----- Records to use -----

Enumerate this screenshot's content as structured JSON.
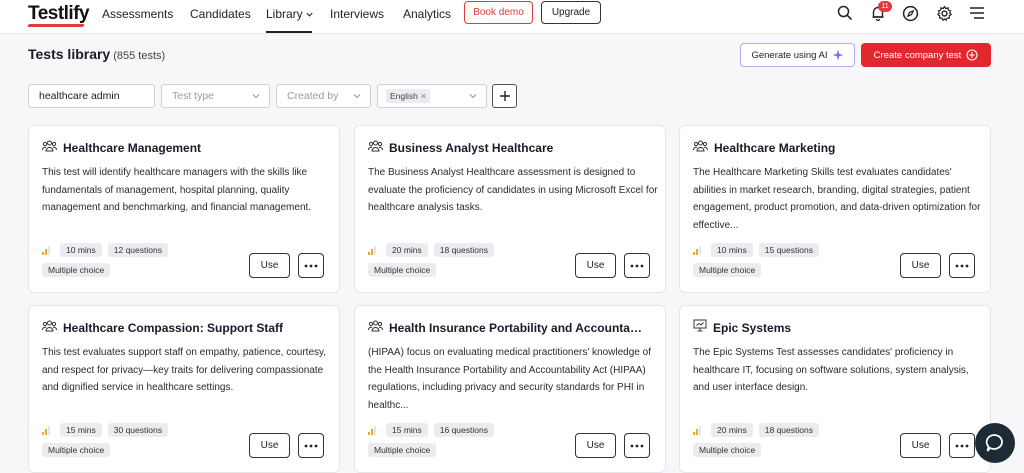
{
  "brand": {
    "name": "Testlify",
    "accent": "#e23b3b"
  },
  "nav": {
    "items": [
      {
        "label": "Assessments"
      },
      {
        "label": "Candidates"
      },
      {
        "label": "Library"
      },
      {
        "label": "Interviews"
      },
      {
        "label": "Analytics"
      }
    ],
    "book_demo": "Book demo",
    "upgrade": "Upgrade",
    "notification_count": "11",
    "icons": [
      "search-icon",
      "bell-icon",
      "compass-icon",
      "gear-icon",
      "menu-icon"
    ]
  },
  "header": {
    "title": "Tests library",
    "count": "(855 tests)",
    "generate_ai": "Generate using AI",
    "create_test": "Create company test"
  },
  "filters": {
    "search_value": "healthcare admin",
    "test_type_placeholder": "Test type",
    "created_by_placeholder": "Created by",
    "language_chip": "English"
  },
  "cards": [
    {
      "title": "Healthcare Management",
      "icon": "group-icon",
      "description": "This test will identify healthcare managers with the skills like fundamentals of management, hospital planning, quality management and benchmarking, and financial management.",
      "duration": "10 mins",
      "questions": "12 questions",
      "type": "Multiple choice",
      "use": "Use"
    },
    {
      "title": "Business Analyst Healthcare",
      "icon": "group-icon",
      "description": "The Business Analyst Healthcare assessment is designed to evaluate the proficiency of candidates in using Microsoft Excel for healthcare analysis tasks.",
      "duration": "20 mins",
      "questions": "18 questions",
      "type": "Multiple choice",
      "use": "Use"
    },
    {
      "title": "Healthcare Marketing",
      "icon": "group-icon",
      "description": "The Healthcare Marketing Skills test evaluates candidates' abilities in market research, branding, digital strategies, patient engagement, product promotion, and data-driven optimization for effective...",
      "duration": "10 mins",
      "questions": "15 questions",
      "type": "Multiple choice",
      "use": "Use"
    },
    {
      "title": "Healthcare Compassion: Support Staff",
      "icon": "group-icon",
      "description": "This test evaluates support staff on empathy, patience, courtesy, and respect for privacy—key traits for delivering compassionate and dignified service in healthcare settings.",
      "duration": "15 mins",
      "questions": "30 questions",
      "type": "Multiple choice",
      "use": "Use"
    },
    {
      "title": "Health Insurance Portability and Accountabil...",
      "icon": "group-icon",
      "description": "(HIPAA) focus on evaluating medical practitioners' knowledge of the Health Insurance Portability and Accountability Act (HIPAA) regulations, including privacy and security standards for PHI in healthc...",
      "duration": "15 mins",
      "questions": "16 questions",
      "type": "Multiple choice",
      "use": "Use"
    },
    {
      "title": "Epic Systems",
      "icon": "presentation-icon",
      "description": "The Epic Systems Test assesses candidates' proficiency in healthcare IT, focusing on software solutions, system analysis, and user interface design.",
      "duration": "20 mins",
      "questions": "18 questions",
      "type": "Multiple choice",
      "use": "Use"
    }
  ]
}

-----

Exercise goal:
Reproduce every entry exactly, but omit each picture.

Exercise result:
Enumerate this screenshot's content as structured JSON.
{
  "brand": {
    "name": "Testlify",
    "accent": "#e23b3b"
  },
  "nav": {
    "items": [
      {
        "label": "Assessments"
      },
      {
        "label": "Candidates"
      },
      {
        "label": "Library"
      },
      {
        "label": "Interviews"
      },
      {
        "label": "Analytics"
      }
    ],
    "book_demo": "Book demo",
    "upgrade": "Upgrade",
    "notification_count": "11",
    "icons": [
      "search-icon",
      "bell-icon",
      "compass-icon",
      "gear-icon",
      "menu-icon"
    ]
  },
  "header": {
    "title": "Tests library",
    "count": "(855 tests)",
    "generate_ai": "Generate using AI",
    "create_test": "Create company test"
  },
  "filters": {
    "search_value": "healthcare admin",
    "test_type_placeholder": "Test type",
    "created_by_placeholder": "Created by",
    "language_chip": "English"
  },
  "cards": [
    {
      "title": "Healthcare Management",
      "icon": "group-icon",
      "description": "This test will identify healthcare managers with the skills like fundamentals of management, hospital planning, quality management and benchmarking, and financial management.",
      "duration": "10 mins",
      "questions": "12 questions",
      "type": "Multiple choice",
      "use": "Use"
    },
    {
      "title": "Business Analyst Healthcare",
      "icon": "group-icon",
      "description": "The Business Analyst Healthcare assessment is designed to evaluate the proficiency of candidates in using Microsoft Excel for healthcare analysis tasks.",
      "duration": "20 mins",
      "questions": "18 questions",
      "type": "Multiple choice",
      "use": "Use"
    },
    {
      "title": "Healthcare Marketing",
      "icon": "group-icon",
      "description": "The Healthcare Marketing Skills test evaluates candidates' abilities in market research, branding, digital strategies, patient engagement, product promotion, and data-driven optimization for effective...",
      "duration": "10 mins",
      "questions": "15 questions",
      "type": "Multiple choice",
      "use": "Use"
    },
    {
      "title": "Healthcare Compassion: Support Staff",
      "icon": "group-icon",
      "description": "This test evaluates support staff on empathy, patience, courtesy, and respect for privacy—key traits for delivering compassionate and dignified service in healthcare settings.",
      "duration": "15 mins",
      "questions": "30 questions",
      "type": "Multiple choice",
      "use": "Use"
    },
    {
      "title": "Health Insurance Portability and Accountabil...",
      "icon": "group-icon",
      "description": "(HIPAA) focus on evaluating medical practitioners' knowledge of the Health Insurance Portability and Accountability Act (HIPAA) regulations, including privacy and security standards for PHI in healthc...",
      "duration": "15 mins",
      "questions": "16 questions",
      "type": "Multiple choice",
      "use": "Use"
    },
    {
      "title": "Epic Systems",
      "icon": "presentation-icon",
      "description": "The Epic Systems Test assesses candidates' proficiency in healthcare IT, focusing on software solutions, system analysis, and user interface design.",
      "duration": "20 mins",
      "questions": "18 questions",
      "type": "Multiple choice",
      "use": "Use"
    }
  ]
}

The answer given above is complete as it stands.